- _Your task_: The records should be written out in full, with nothing altered.

- _Supplied material_:
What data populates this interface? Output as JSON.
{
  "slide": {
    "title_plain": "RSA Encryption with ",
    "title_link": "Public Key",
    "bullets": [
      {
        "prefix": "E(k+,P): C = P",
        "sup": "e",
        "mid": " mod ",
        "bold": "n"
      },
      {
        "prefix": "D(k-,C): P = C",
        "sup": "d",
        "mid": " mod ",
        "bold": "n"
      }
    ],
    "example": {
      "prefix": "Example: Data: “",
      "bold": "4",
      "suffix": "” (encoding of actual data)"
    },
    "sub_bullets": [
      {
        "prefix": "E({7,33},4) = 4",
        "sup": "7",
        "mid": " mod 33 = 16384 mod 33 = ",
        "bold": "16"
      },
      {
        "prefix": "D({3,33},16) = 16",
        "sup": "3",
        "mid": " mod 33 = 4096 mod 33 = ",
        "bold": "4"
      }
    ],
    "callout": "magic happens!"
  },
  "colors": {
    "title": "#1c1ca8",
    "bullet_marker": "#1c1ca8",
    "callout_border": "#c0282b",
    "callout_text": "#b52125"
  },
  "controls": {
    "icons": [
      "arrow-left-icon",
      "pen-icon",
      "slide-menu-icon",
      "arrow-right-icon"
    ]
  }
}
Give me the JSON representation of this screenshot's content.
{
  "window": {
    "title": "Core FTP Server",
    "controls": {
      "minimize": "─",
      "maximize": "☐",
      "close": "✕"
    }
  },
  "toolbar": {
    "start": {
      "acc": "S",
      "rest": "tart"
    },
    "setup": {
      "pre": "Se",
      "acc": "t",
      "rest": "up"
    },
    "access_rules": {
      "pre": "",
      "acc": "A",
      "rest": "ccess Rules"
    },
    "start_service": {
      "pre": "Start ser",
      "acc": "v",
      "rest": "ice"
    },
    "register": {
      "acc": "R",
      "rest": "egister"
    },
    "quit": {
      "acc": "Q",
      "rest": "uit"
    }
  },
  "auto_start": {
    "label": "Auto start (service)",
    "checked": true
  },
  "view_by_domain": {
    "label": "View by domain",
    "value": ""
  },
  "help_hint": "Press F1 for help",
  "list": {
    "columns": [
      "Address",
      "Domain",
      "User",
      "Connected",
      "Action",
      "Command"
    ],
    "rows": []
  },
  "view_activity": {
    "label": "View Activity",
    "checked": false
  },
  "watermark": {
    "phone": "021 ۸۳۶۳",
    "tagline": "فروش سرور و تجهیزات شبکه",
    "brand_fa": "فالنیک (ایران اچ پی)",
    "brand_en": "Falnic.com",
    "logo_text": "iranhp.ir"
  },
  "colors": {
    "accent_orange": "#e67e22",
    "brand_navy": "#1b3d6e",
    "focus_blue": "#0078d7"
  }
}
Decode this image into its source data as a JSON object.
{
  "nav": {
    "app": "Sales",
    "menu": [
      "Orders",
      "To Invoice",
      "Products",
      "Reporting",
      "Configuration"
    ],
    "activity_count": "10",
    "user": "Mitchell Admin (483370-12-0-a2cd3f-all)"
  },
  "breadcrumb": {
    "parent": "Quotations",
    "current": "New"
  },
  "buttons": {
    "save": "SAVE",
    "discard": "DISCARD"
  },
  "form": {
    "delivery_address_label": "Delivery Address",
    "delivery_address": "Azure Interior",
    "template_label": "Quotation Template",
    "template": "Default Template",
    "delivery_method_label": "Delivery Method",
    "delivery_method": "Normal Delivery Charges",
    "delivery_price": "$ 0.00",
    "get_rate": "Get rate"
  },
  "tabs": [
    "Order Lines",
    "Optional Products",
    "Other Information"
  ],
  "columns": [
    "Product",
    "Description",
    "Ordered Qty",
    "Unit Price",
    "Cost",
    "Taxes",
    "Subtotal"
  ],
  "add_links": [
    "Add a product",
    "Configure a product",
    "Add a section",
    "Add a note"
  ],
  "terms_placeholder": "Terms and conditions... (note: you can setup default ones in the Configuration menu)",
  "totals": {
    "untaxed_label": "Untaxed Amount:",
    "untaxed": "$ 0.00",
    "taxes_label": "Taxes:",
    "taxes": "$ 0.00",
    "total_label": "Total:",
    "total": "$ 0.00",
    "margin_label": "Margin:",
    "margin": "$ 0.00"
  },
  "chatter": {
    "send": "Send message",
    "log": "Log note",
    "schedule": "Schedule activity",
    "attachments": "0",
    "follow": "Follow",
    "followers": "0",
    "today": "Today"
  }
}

- _Task solution_:
What data populates this interface? Output as JSON.
{
  "slide": {
    "title_plain": "RSA Encryption with ",
    "title_link": "Public Key",
    "bullets": [
      {
        "prefix": "E(k+,P): C = P",
        "sup": "e",
        "mid": " mod ",
        "bold": "n"
      },
      {
        "prefix": "D(k-,C): P = C",
        "sup": "d",
        "mid": " mod ",
        "bold": "n"
      }
    ],
    "example": {
      "prefix": "Example: Data: “",
      "bold": "4",
      "suffix": "” (encoding of actual data)"
    },
    "sub_bullets": [
      {
        "prefix": "E({7,33},4) = 4",
        "sup": "7",
        "mid": " mod 33 = 16384 mod 33 = ",
        "bold": "16"
      },
      {
        "prefix": "D({3,33},16) = 16",
        "sup": "3",
        "mid": " mod 33 = 4096 mod 33 = ",
        "bold": "4"
      }
    ],
    "callout": "magic happens!"
  },
  "colors": {
    "title": "#1c1ca8",
    "bullet_marker": "#1c1ca8",
    "callout_border": "#c0282b",
    "callout_text": "#b52125"
  },
  "controls": {
    "icons": [
      "arrow-left-icon",
      "pen-icon",
      "slide-menu-icon",
      "arrow-right-icon"
    ]
  }
}
Give me the JSON representation of this screenshot's content.
{
  "window": {
    "title": "Core FTP Server",
    "controls": {
      "minimize": "─",
      "maximize": "☐",
      "close": "✕"
    }
  },
  "toolbar": {
    "start": {
      "acc": "S",
      "rest": "tart"
    },
    "setup": {
      "pre": "Se",
      "acc": "t",
      "rest": "up"
    },
    "access_rules": {
      "pre": "",
      "acc": "A",
      "rest": "ccess Rules"
    },
    "start_service": {
      "pre": "Start ser",
      "acc": "v",
      "rest": "ice"
    },
    "register": {
      "acc": "R",
      "rest": "egister"
    },
    "quit": {
      "acc": "Q",
      "rest": "uit"
    }
  },
  "auto_start": {
    "label": "Auto start (service)",
    "checked": true
  },
  "view_by_domain": {
    "label": "View by domain",
    "value": ""
  },
  "help_hint": "Press F1 for help",
  "list": {
    "columns": [
      "Address",
      "Domain",
      "User",
      "Connected",
      "Action",
      "Command"
    ],
    "rows": []
  },
  "view_activity": {
    "label": "View Activity",
    "checked": false
  },
  "watermark": {
    "phone": "021 ۸۳۶۳",
    "tagline": "فروش سرور و تجهیزات شبکه",
    "brand_fa": "فالنیک (ایران اچ پی)",
    "brand_en": "Falnic.com",
    "logo_text": "iranhp.ir"
  },
  "colors": {
    "accent_orange": "#e67e22",
    "brand_navy": "#1b3d6e",
    "focus_blue": "#0078d7"
  }
}
Decode this image into its source data as a JSON object.
{
  "nav": {
    "app": "Sales",
    "menu": [
      "Orders",
      "To Invoice",
      "Products",
      "Reporting",
      "Configuration"
    ],
    "activity_count": "10",
    "user": "Mitchell Admin (483370-12-0-a2cd3f-all)"
  },
  "breadcrumb": {
    "parent": "Quotations",
    "current": "New"
  },
  "buttons": {
    "save": "SAVE",
    "discard": "DISCARD"
  },
  "form": {
    "delivery_address_label": "Delivery Address",
    "delivery_address": "Azure Interior",
    "template_label": "Quotation Template",
    "template": "Default Template",
    "delivery_method_label": "Delivery Method",
    "delivery_method": "Normal Delivery Charges",
    "delivery_price": "$ 0.00",
    "get_rate": "Get rate"
  },
  "tabs": [
    "Order Lines",
    "Optional Products",
    "Other Information"
  ],
  "columns": [
    "Product",
    "Description",
    "Ordered Qty",
    "Unit Price",
    "Cost",
    "Taxes",
    "Subtotal"
  ],
  "add_links": [
    "Add a product",
    "Configure a product",
    "Add a section",
    "Add a note"
  ],
  "terms_placeholder": "Terms and conditions... (note: you can setup default ones in the Configuration menu)",
  "totals": {
    "untaxed_label": "Untaxed Amount:",
    "untaxed": "$ 0.00",
    "taxes_label": "Taxes:",
    "taxes": "$ 0.00",
    "total_label": "Total:",
    "total": "$ 0.00",
    "margin_label": "Margin:",
    "margin": "$ 0.00"
  },
  "chatter": {
    "send": "Send message",
    "log": "Log note",
    "schedule": "Schedule activity",
    "attachments": "0",
    "follow": "Follow",
    "followers": "0",
    "today": "Today"
  }
}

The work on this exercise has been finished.